=== EXCERPTED RECORDS ===
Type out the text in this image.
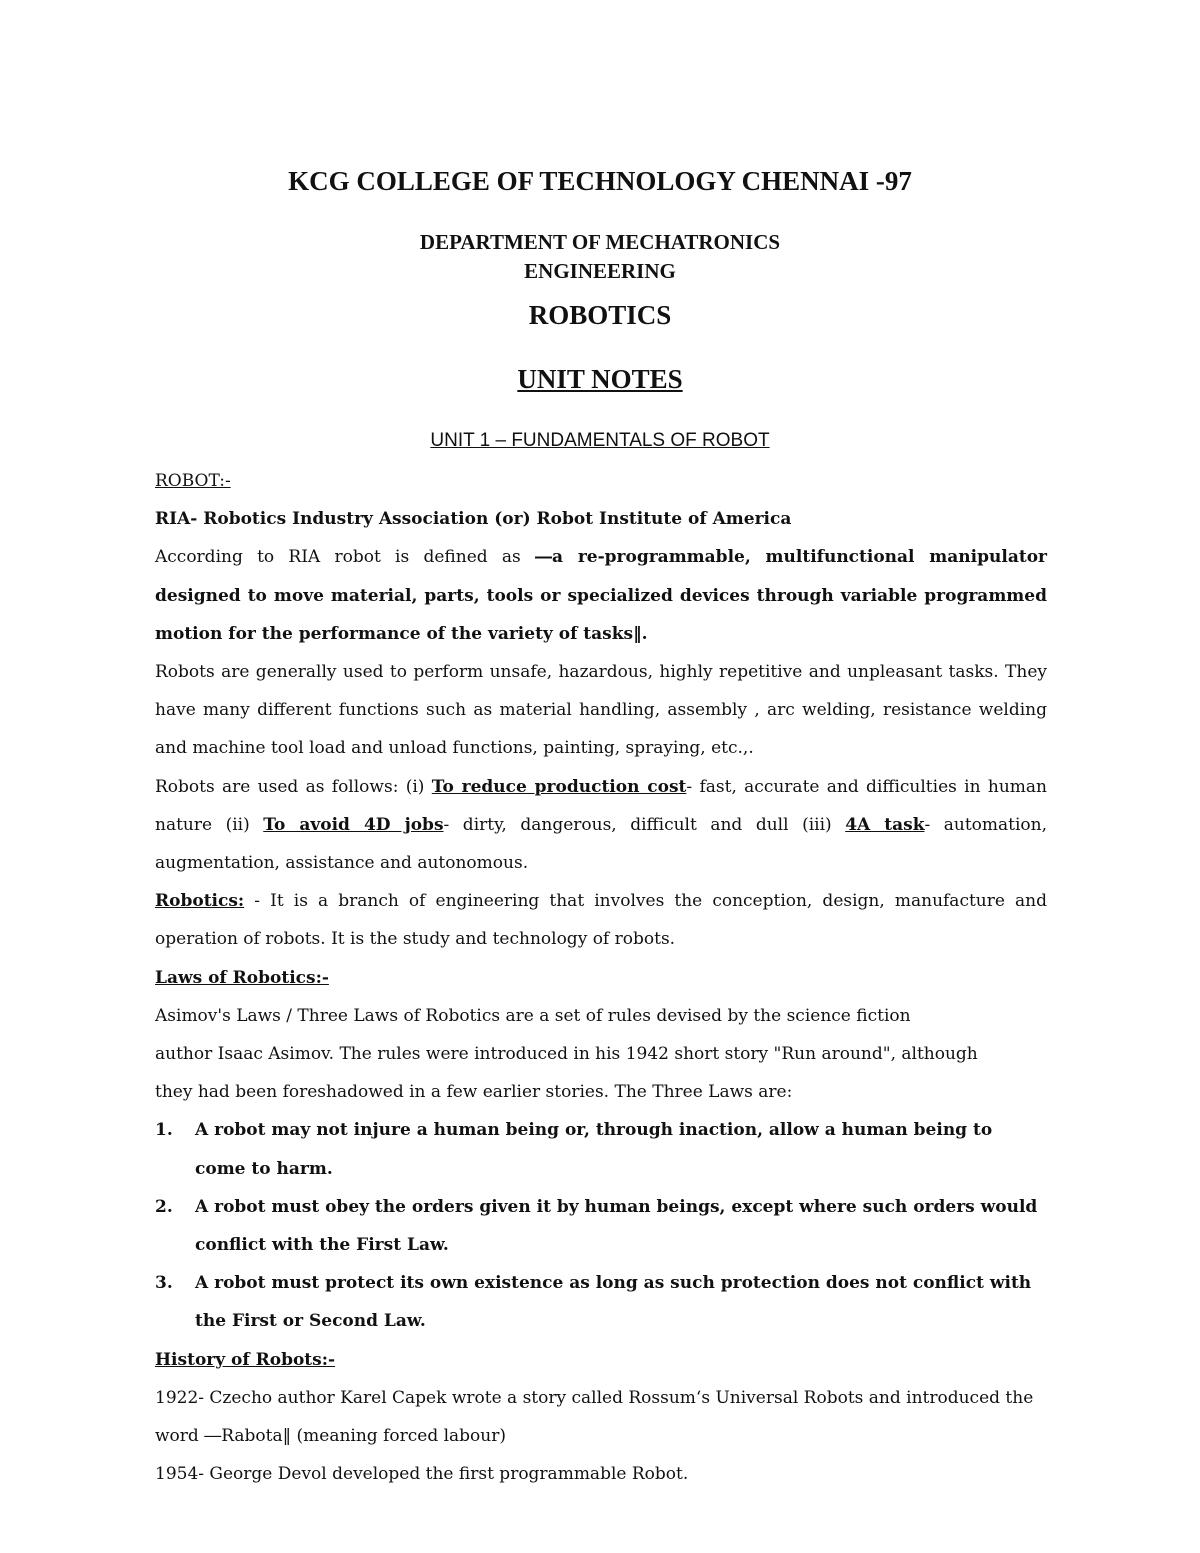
KCG COLLEGE OF TECHNOLOGY CHENNAI -97
DEPARTMENT OF MECHATRONICS
ENGINEERING
ROBOTICS
UNIT NOTES
UNIT 1 – FUNDAMENTALS OF ROBOT

ROBOT:-

RIA- Robotics Industry Association (or) Robot Institute of America

According to RIA robot is defined as ―a re-programmable, multifunctional manipulator designed to move material, parts, tools or specialized devices through variable programmed motion for the performance of the variety of tasks‖.

Robots are generally used to perform unsafe, hazardous, highly repetitive and unpleasant tasks. They have many different functions such as material handling, assembly , arc welding, resistance welding and machine tool load and unload functions, painting, spraying, etc.,.

Robots are used as follows: (i) To reduce production cost- fast, accurate and difficulties in human nature (ii) To avoid 4D jobs- dirty, dangerous, difficult and dull (iii) 4A task- automation, augmentation, assistance and autonomous.

Robotics: - It is a branch of engineering that involves the conception, design, manufacture and operation of robots. It is the study and technology of robots.

Laws of Robotics:-

Asimov's Laws / Three Laws of Robotics are a set of rules devised by the science fiction

author Isaac Asimov. The rules were introduced in his 1942 short story "Run around", although

they had been foreshadowed in a few earlier stories. The Three Laws are:

1. A robot may not injure a human being or, through inaction, allow a human being to come to harm.
2. A robot must obey the orders given it by human beings, except where such orders would conflict with the First Law.
3. A robot must protect its own existence as long as such protection does not conflict with the First or Second Law.

History of Robots:-

1922- Czecho author Karel Capek wrote a story called Rossum‘s Universal Robots and introduced the word ―Rabota‖ (meaning forced labour)

1954- George Devol developed the first programmable Robot.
===
YOUR INSTRUCTIONS -
What is the number of lines in these records that contain "introduced"? Reply with the number only.

THE RESPONSE -
2